* _Given request_
Can you print every record below exactly as written?

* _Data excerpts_
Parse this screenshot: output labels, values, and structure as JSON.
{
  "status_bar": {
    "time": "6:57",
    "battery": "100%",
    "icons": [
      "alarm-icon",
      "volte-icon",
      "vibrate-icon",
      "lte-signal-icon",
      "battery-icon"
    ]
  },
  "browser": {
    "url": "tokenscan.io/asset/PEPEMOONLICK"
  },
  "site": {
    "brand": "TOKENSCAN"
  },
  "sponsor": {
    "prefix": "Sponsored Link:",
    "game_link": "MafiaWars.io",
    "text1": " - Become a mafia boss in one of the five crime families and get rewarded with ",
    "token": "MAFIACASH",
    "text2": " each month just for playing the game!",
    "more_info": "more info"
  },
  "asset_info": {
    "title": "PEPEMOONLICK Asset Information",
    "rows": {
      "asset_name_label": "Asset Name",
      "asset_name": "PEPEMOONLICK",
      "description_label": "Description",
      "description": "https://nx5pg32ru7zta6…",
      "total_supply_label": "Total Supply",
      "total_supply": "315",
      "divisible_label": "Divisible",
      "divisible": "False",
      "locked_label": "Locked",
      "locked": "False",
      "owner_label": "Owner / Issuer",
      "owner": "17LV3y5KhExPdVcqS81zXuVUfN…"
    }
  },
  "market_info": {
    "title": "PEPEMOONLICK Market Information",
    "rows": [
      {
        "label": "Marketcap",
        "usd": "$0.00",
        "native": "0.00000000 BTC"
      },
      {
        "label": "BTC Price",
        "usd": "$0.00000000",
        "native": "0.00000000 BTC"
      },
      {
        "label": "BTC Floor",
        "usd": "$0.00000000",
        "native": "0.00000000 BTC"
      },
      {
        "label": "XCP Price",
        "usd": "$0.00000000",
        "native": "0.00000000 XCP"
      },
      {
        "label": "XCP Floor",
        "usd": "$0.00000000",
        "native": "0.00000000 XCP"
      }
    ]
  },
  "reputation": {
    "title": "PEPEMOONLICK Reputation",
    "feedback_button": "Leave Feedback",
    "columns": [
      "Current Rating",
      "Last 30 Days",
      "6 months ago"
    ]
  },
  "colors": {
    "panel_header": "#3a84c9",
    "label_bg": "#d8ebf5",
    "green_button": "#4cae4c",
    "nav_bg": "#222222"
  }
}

* _Exercise result_
Parse this screenshot: output labels, values, and structure as JSON.
{
  "status_bar": {
    "time": "6:57",
    "battery": "100%",
    "icons": [
      "alarm-icon",
      "volte-icon",
      "vibrate-icon",
      "lte-signal-icon",
      "battery-icon"
    ]
  },
  "browser": {
    "url": "tokenscan.io/asset/PEPEMOONLICK"
  },
  "site": {
    "brand": "TOKENSCAN"
  },
  "sponsor": {
    "prefix": "Sponsored Link:",
    "game_link": "MafiaWars.io",
    "text1": " - Become a mafia boss in one of the five crime families and get rewarded with ",
    "token": "MAFIACASH",
    "text2": " each month just for playing the game!",
    "more_info": "more info"
  },
  "asset_info": {
    "title": "PEPEMOONLICK Asset Information",
    "rows": {
      "asset_name_label": "Asset Name",
      "asset_name": "PEPEMOONLICK",
      "description_label": "Description",
      "description": "https://nx5pg32ru7zta6…",
      "total_supply_label": "Total Supply",
      "total_supply": "315",
      "divisible_label": "Divisible",
      "divisible": "False",
      "locked_label": "Locked",
      "locked": "False",
      "owner_label": "Owner / Issuer",
      "owner": "17LV3y5KhExPdVcqS81zXuVUfN…"
    }
  },
  "market_info": {
    "title": "PEPEMOONLICK Market Information",
    "rows": [
      {
        "label": "Marketcap",
        "usd": "$0.00",
        "native": "0.00000000 BTC"
      },
      {
        "label": "BTC Price",
        "usd": "$0.00000000",
        "native": "0.00000000 BTC"
      },
      {
        "label": "BTC Floor",
        "usd": "$0.00000000",
        "native": "0.00000000 BTC"
      },
      {
        "label": "XCP Price",
        "usd": "$0.00000000",
        "native": "0.00000000 XCP"
      },
      {
        "label": "XCP Floor",
        "usd": "$0.00000000",
        "native": "0.00000000 XCP"
      }
    ]
  },
  "reputation": {
    "title": "PEPEMOONLICK Reputation",
    "feedback_button": "Leave Feedback",
    "columns": [
      "Current Rating",
      "Last 30 Days",
      "6 months ago"
    ]
  },
  "colors": {
    "panel_header": "#3a84c9",
    "label_bg": "#d8ebf5",
    "green_button": "#4cae4c",
    "nav_bg": "#222222"
  }
}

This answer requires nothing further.